### Do this:
All of the entries must be reproduced exactly, with no images carried over.

### Provided records:
══════════
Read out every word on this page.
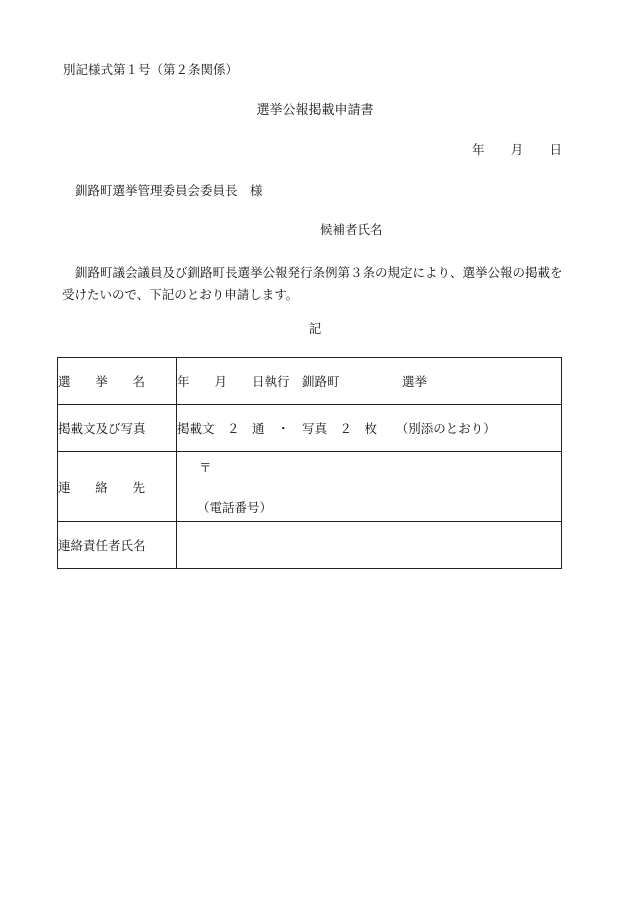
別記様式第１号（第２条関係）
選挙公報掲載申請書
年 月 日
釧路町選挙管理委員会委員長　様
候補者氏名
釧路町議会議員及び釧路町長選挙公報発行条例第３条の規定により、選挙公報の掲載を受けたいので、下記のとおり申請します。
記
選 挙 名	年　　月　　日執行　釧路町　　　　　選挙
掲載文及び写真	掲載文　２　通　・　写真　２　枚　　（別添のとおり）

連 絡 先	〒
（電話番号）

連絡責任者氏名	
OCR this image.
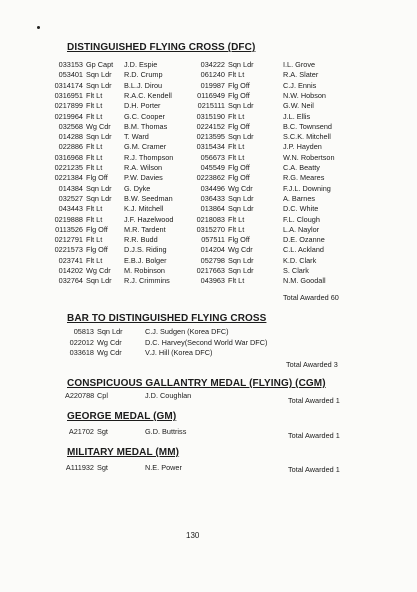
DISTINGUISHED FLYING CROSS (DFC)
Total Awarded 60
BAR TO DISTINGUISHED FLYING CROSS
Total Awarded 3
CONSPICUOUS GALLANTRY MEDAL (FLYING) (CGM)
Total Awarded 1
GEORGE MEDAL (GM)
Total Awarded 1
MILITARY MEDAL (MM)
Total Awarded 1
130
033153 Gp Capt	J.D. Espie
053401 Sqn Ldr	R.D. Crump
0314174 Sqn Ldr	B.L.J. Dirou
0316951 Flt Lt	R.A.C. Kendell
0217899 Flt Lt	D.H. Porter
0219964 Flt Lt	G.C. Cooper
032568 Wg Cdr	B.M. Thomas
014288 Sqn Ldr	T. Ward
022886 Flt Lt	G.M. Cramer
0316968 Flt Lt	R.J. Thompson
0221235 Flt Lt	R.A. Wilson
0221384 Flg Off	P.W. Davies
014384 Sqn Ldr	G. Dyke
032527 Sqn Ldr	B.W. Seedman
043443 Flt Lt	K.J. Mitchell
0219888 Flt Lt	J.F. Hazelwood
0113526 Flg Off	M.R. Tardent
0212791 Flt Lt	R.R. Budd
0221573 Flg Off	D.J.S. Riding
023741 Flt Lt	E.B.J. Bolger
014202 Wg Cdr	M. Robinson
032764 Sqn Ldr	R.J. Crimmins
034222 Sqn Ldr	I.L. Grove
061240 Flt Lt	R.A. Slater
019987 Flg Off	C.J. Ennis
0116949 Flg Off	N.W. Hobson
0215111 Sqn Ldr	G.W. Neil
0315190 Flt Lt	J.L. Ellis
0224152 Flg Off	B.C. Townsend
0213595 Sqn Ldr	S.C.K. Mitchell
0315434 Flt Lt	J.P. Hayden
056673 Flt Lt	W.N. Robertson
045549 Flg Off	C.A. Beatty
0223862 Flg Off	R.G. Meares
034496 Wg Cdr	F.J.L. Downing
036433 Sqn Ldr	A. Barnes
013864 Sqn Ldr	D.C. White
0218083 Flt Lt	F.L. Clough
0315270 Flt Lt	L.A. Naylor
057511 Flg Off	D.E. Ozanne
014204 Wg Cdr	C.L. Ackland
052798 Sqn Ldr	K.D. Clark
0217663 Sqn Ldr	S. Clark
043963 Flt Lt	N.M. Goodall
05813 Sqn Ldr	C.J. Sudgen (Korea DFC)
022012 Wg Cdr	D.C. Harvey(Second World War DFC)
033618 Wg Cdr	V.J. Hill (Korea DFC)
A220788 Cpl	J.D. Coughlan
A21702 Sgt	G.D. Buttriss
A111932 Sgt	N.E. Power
══════════
### Written response:
Read out every word on this page.
別記様式第１号（第２条関係）
選挙公報掲載申請書
年 月 日
釧路町選挙管理委員会委員長　様
候補者氏名
釧路町議会議員及び釧路町長選挙公報発行条例第３条の規定により、選挙公報の掲載を受けたいので、下記のとおり申請します。
記
選 挙 名	年　　月　　日執行　釧路町　　　　　選挙
掲載文及び写真	掲載文　２　通　・　写真　２　枚　　（別添のとおり）

連 絡 先	〒
（電話番号）

連絡責任者氏名	
OCR this image.
DISTINGUISHED FLYING CROSS (DFC)
Total Awarded 60
BAR TO DISTINGUISHED FLYING CROSS
Total Awarded 3
CONSPICUOUS GALLANTRY MEDAL (FLYING) (CGM)
Total Awarded 1
GEORGE MEDAL (GM)
Total Awarded 1
MILITARY MEDAL (MM)
Total Awarded 1
130
033153 Gp Capt	J.D. Espie
053401 Sqn Ldr	R.D. Crump
0314174 Sqn Ldr	B.L.J. Dirou
0316951 Flt Lt	R.A.C. Kendell
0217899 Flt Lt	D.H. Porter
0219964 Flt Lt	G.C. Cooper
032568 Wg Cdr	B.M. Thomas
014288 Sqn Ldr	T. Ward
022886 Flt Lt	G.M. Cramer
0316968 Flt Lt	R.J. Thompson
0221235 Flt Lt	R.A. Wilson
0221384 Flg Off	P.W. Davies
014384 Sqn Ldr	G. Dyke
032527 Sqn Ldr	B.W. Seedman
043443 Flt Lt	K.J. Mitchell
0219888 Flt Lt	J.F. Hazelwood
0113526 Flg Off	M.R. Tardent
0212791 Flt Lt	R.R. Budd
0221573 Flg Off	D.J.S. Riding
023741 Flt Lt	E.B.J. Bolger
014202 Wg Cdr	M. Robinson
032764 Sqn Ldr	R.J. Crimmins
034222 Sqn Ldr	I.L. Grove
061240 Flt Lt	R.A. Slater
019987 Flg Off	C.J. Ennis
0116949 Flg Off	N.W. Hobson
0215111 Sqn Ldr	G.W. Neil
0315190 Flt Lt	J.L. Ellis
0224152 Flg Off	B.C. Townsend
0213595 Sqn Ldr	S.C.K. Mitchell
0315434 Flt Lt	J.P. Hayden
056673 Flt Lt	W.N. Robertson
045549 Flg Off	C.A. Beatty
0223862 Flg Off	R.G. Meares
034496 Wg Cdr	F.J.L. Downing
036433 Sqn Ldr	A. Barnes
013864 Sqn Ldr	D.C. White
0218083 Flt Lt	F.L. Clough
0315270 Flt Lt	L.A. Naylor
057511 Flg Off	D.E. Ozanne
014204 Wg Cdr	C.L. Ackland
052798 Sqn Ldr	K.D. Clark
0217663 Sqn Ldr	S. Clark
043963 Flt Lt	N.M. Goodall
05813 Sqn Ldr	C.J. Sudgen (Korea DFC)
022012 Wg Cdr	D.C. Harvey(Second World War DFC)
033618 Wg Cdr	V.J. Hill (Korea DFC)
A220788 Cpl	J.D. Coughlan
A21702 Sgt	G.D. Buttriss
A111932 Sgt	N.E. Power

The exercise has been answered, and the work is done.